═════ ENTRIES SHOWN

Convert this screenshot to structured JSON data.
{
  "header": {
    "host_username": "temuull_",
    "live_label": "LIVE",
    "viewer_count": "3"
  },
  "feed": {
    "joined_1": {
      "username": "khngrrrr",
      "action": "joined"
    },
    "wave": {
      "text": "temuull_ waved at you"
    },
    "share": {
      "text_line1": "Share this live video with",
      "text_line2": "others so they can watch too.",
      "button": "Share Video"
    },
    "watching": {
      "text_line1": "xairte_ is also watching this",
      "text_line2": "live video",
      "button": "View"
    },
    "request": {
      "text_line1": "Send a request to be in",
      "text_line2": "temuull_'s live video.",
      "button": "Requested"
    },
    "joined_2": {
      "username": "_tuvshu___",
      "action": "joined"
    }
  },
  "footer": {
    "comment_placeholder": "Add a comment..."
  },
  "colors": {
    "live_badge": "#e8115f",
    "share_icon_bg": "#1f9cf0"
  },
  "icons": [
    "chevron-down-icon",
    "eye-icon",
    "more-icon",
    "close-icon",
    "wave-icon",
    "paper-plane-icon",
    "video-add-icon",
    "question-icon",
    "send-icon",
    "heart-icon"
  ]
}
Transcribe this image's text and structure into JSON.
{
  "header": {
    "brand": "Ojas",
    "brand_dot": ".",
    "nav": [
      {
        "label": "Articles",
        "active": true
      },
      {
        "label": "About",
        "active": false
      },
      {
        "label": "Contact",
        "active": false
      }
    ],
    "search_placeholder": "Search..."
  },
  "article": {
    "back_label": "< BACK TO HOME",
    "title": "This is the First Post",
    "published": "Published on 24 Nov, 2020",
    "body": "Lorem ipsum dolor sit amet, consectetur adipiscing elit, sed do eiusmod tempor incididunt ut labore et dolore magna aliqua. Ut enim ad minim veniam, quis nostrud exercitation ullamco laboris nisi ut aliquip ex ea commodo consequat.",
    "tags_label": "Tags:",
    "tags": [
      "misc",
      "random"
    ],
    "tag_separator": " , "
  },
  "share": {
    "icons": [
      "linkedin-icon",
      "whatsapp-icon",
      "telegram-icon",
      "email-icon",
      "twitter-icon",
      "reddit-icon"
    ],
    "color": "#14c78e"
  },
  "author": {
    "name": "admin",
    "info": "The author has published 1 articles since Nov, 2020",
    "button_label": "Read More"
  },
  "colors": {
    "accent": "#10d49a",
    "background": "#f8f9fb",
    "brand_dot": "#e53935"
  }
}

══════════

EXERCISE REQUIREMENTS: Look through the data and gather every line with the string "JSON" in it.

EXERCISE RESULT:
Convert this screenshot to structured JSON data.
Transcribe this image's text and structure into JSON.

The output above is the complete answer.